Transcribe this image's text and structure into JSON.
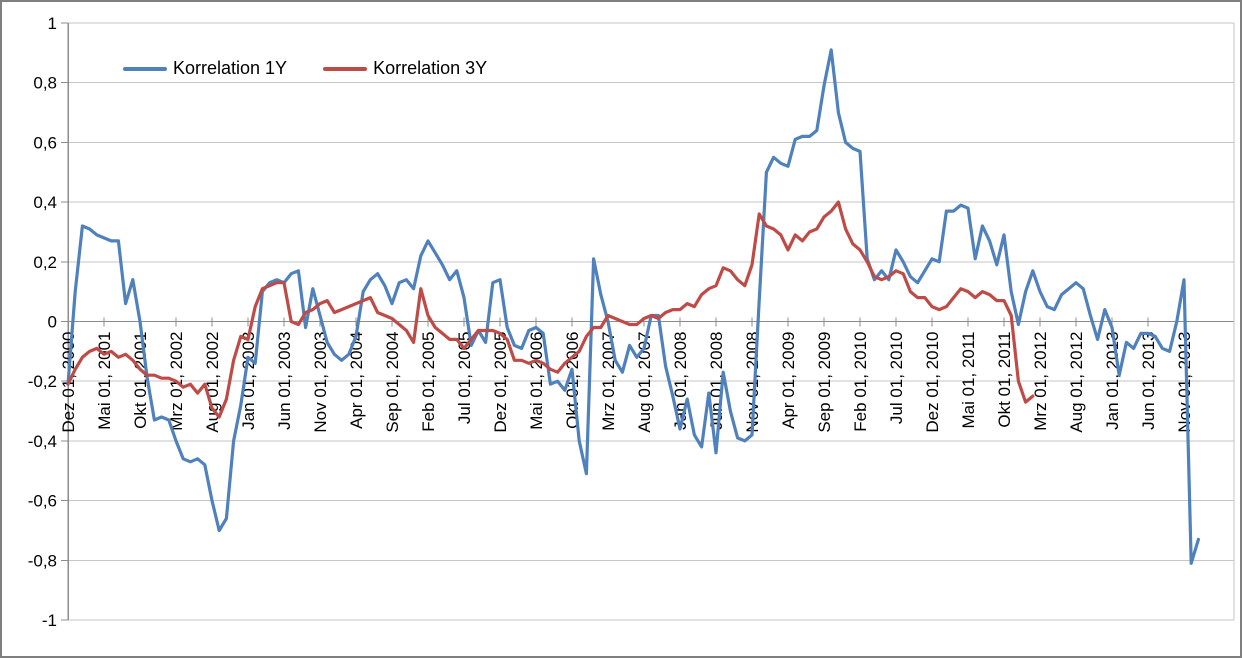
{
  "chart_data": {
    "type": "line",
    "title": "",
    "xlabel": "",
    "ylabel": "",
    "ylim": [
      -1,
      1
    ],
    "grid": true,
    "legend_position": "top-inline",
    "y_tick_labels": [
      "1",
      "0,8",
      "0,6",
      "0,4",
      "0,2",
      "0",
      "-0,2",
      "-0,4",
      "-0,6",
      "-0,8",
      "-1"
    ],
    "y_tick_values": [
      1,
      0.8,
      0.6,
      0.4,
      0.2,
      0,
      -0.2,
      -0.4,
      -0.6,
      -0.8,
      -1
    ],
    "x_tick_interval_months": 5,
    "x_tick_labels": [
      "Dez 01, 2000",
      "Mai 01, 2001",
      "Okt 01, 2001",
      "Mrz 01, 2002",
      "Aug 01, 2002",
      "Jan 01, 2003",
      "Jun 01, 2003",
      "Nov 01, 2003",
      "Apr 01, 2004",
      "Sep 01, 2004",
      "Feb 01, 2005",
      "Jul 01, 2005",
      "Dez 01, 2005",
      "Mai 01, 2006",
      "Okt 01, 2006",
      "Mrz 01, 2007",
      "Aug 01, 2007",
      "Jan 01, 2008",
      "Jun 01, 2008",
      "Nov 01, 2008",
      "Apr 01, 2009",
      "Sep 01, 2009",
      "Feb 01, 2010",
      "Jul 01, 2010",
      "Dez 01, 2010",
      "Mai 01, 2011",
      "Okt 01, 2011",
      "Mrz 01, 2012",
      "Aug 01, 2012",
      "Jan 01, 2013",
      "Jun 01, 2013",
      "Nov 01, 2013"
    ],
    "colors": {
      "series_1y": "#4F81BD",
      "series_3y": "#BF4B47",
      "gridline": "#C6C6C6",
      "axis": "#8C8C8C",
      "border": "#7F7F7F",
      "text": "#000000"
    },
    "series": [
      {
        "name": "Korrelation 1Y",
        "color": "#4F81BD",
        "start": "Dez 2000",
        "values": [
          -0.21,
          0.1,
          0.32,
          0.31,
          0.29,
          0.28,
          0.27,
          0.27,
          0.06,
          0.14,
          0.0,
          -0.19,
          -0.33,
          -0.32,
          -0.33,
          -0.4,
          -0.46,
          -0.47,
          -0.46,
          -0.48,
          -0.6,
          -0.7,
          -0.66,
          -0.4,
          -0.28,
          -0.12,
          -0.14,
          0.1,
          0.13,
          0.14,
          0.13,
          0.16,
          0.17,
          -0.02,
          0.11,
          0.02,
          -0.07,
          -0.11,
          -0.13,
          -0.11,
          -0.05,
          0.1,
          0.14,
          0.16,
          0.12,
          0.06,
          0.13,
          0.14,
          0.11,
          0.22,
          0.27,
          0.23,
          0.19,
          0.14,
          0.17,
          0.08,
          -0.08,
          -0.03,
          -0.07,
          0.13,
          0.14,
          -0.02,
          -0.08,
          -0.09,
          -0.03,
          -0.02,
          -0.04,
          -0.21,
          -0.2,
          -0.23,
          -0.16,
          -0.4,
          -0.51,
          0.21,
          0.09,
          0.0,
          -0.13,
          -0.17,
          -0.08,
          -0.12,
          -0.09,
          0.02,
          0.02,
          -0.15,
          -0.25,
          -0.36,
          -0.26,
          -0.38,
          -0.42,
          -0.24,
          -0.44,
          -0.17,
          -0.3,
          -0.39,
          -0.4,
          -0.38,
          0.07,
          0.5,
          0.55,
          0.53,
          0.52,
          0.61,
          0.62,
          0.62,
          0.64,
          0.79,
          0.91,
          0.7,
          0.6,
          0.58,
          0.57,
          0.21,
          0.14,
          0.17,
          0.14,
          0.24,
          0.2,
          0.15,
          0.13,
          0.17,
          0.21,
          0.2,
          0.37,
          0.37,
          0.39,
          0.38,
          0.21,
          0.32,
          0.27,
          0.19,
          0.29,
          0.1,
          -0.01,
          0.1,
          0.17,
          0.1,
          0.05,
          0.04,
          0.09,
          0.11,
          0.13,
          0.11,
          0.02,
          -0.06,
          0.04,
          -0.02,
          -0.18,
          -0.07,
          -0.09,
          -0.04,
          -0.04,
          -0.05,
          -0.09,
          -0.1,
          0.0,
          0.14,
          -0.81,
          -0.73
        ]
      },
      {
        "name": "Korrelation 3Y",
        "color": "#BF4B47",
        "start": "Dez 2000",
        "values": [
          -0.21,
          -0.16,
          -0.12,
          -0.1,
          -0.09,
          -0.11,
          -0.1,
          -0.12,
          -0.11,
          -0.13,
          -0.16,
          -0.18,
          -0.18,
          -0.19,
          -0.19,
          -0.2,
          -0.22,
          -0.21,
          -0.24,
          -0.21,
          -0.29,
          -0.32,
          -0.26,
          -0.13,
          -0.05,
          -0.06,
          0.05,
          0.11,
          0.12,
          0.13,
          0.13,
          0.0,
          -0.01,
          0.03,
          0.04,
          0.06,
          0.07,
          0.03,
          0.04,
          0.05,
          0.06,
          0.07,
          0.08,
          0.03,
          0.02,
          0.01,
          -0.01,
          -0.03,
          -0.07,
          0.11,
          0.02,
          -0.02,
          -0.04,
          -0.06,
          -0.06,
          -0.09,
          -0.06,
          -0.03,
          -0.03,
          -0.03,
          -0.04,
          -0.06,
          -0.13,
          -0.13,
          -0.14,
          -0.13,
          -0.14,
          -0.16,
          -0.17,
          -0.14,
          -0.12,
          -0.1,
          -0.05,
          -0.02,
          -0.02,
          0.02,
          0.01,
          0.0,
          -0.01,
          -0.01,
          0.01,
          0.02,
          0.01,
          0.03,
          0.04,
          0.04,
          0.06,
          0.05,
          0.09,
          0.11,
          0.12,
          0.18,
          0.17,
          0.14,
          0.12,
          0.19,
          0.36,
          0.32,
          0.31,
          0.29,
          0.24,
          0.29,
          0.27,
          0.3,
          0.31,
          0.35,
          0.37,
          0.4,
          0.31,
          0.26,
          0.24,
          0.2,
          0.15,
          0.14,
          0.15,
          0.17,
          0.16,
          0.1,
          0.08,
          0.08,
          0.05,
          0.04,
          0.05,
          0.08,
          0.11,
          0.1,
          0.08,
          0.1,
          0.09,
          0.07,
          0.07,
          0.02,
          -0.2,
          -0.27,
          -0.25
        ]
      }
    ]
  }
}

-----

The request – Reproduce the material above verbatim; omit every picture.

Solution for this task –
Transcribe this image's text and structure into JSON.
{
  "chart_data": {
    "type": "line",
    "title": "",
    "xlabel": "",
    "ylabel": "",
    "ylim": [
      -1,
      1
    ],
    "grid": true,
    "legend_position": "top-inline",
    "y_tick_labels": [
      "1",
      "0,8",
      "0,6",
      "0,4",
      "0,2",
      "0",
      "-0,2",
      "-0,4",
      "-0,6",
      "-0,8",
      "-1"
    ],
    "y_tick_values": [
      1,
      0.8,
      0.6,
      0.4,
      0.2,
      0,
      -0.2,
      -0.4,
      -0.6,
      -0.8,
      -1
    ],
    "x_tick_interval_months": 5,
    "x_tick_labels": [
      "Dez 01, 2000",
      "Mai 01, 2001",
      "Okt 01, 2001",
      "Mrz 01, 2002",
      "Aug 01, 2002",
      "Jan 01, 2003",
      "Jun 01, 2003",
      "Nov 01, 2003",
      "Apr 01, 2004",
      "Sep 01, 2004",
      "Feb 01, 2005",
      "Jul 01, 2005",
      "Dez 01, 2005",
      "Mai 01, 2006",
      "Okt 01, 2006",
      "Mrz 01, 2007",
      "Aug 01, 2007",
      "Jan 01, 2008",
      "Jun 01, 2008",
      "Nov 01, 2008",
      "Apr 01, 2009",
      "Sep 01, 2009",
      "Feb 01, 2010",
      "Jul 01, 2010",
      "Dez 01, 2010",
      "Mai 01, 2011",
      "Okt 01, 2011",
      "Mrz 01, 2012",
      "Aug 01, 2012",
      "Jan 01, 2013",
      "Jun 01, 2013",
      "Nov 01, 2013"
    ],
    "colors": {
      "series_1y": "#4F81BD",
      "series_3y": "#BF4B47",
      "gridline": "#C6C6C6",
      "axis": "#8C8C8C",
      "border": "#7F7F7F",
      "text": "#000000"
    },
    "series": [
      {
        "name": "Korrelation 1Y",
        "color": "#4F81BD",
        "start": "Dez 2000",
        "values": [
          -0.21,
          0.1,
          0.32,
          0.31,
          0.29,
          0.28,
          0.27,
          0.27,
          0.06,
          0.14,
          0.0,
          -0.19,
          -0.33,
          -0.32,
          -0.33,
          -0.4,
          -0.46,
          -0.47,
          -0.46,
          -0.48,
          -0.6,
          -0.7,
          -0.66,
          -0.4,
          -0.28,
          -0.12,
          -0.14,
          0.1,
          0.13,
          0.14,
          0.13,
          0.16,
          0.17,
          -0.02,
          0.11,
          0.02,
          -0.07,
          -0.11,
          -0.13,
          -0.11,
          -0.05,
          0.1,
          0.14,
          0.16,
          0.12,
          0.06,
          0.13,
          0.14,
          0.11,
          0.22,
          0.27,
          0.23,
          0.19,
          0.14,
          0.17,
          0.08,
          -0.08,
          -0.03,
          -0.07,
          0.13,
          0.14,
          -0.02,
          -0.08,
          -0.09,
          -0.03,
          -0.02,
          -0.04,
          -0.21,
          -0.2,
          -0.23,
          -0.16,
          -0.4,
          -0.51,
          0.21,
          0.09,
          0.0,
          -0.13,
          -0.17,
          -0.08,
          -0.12,
          -0.09,
          0.02,
          0.02,
          -0.15,
          -0.25,
          -0.36,
          -0.26,
          -0.38,
          -0.42,
          -0.24,
          -0.44,
          -0.17,
          -0.3,
          -0.39,
          -0.4,
          -0.38,
          0.07,
          0.5,
          0.55,
          0.53,
          0.52,
          0.61,
          0.62,
          0.62,
          0.64,
          0.79,
          0.91,
          0.7,
          0.6,
          0.58,
          0.57,
          0.21,
          0.14,
          0.17,
          0.14,
          0.24,
          0.2,
          0.15,
          0.13,
          0.17,
          0.21,
          0.2,
          0.37,
          0.37,
          0.39,
          0.38,
          0.21,
          0.32,
          0.27,
          0.19,
          0.29,
          0.1,
          -0.01,
          0.1,
          0.17,
          0.1,
          0.05,
          0.04,
          0.09,
          0.11,
          0.13,
          0.11,
          0.02,
          -0.06,
          0.04,
          -0.02,
          -0.18,
          -0.07,
          -0.09,
          -0.04,
          -0.04,
          -0.05,
          -0.09,
          -0.1,
          0.0,
          0.14,
          -0.81,
          -0.73
        ]
      },
      {
        "name": "Korrelation 3Y",
        "color": "#BF4B47",
        "start": "Dez 2000",
        "values": [
          -0.21,
          -0.16,
          -0.12,
          -0.1,
          -0.09,
          -0.11,
          -0.1,
          -0.12,
          -0.11,
          -0.13,
          -0.16,
          -0.18,
          -0.18,
          -0.19,
          -0.19,
          -0.2,
          -0.22,
          -0.21,
          -0.24,
          -0.21,
          -0.29,
          -0.32,
          -0.26,
          -0.13,
          -0.05,
          -0.06,
          0.05,
          0.11,
          0.12,
          0.13,
          0.13,
          0.0,
          -0.01,
          0.03,
          0.04,
          0.06,
          0.07,
          0.03,
          0.04,
          0.05,
          0.06,
          0.07,
          0.08,
          0.03,
          0.02,
          0.01,
          -0.01,
          -0.03,
          -0.07,
          0.11,
          0.02,
          -0.02,
          -0.04,
          -0.06,
          -0.06,
          -0.09,
          -0.06,
          -0.03,
          -0.03,
          -0.03,
          -0.04,
          -0.06,
          -0.13,
          -0.13,
          -0.14,
          -0.13,
          -0.14,
          -0.16,
          -0.17,
          -0.14,
          -0.12,
          -0.1,
          -0.05,
          -0.02,
          -0.02,
          0.02,
          0.01,
          0.0,
          -0.01,
          -0.01,
          0.01,
          0.02,
          0.01,
          0.03,
          0.04,
          0.04,
          0.06,
          0.05,
          0.09,
          0.11,
          0.12,
          0.18,
          0.17,
          0.14,
          0.12,
          0.19,
          0.36,
          0.32,
          0.31,
          0.29,
          0.24,
          0.29,
          0.27,
          0.3,
          0.31,
          0.35,
          0.37,
          0.4,
          0.31,
          0.26,
          0.24,
          0.2,
          0.15,
          0.14,
          0.15,
          0.17,
          0.16,
          0.1,
          0.08,
          0.08,
          0.05,
          0.04,
          0.05,
          0.08,
          0.11,
          0.1,
          0.08,
          0.1,
          0.09,
          0.07,
          0.07,
          0.02,
          -0.2,
          -0.27,
          -0.25
        ]
      }
    ]
  }
}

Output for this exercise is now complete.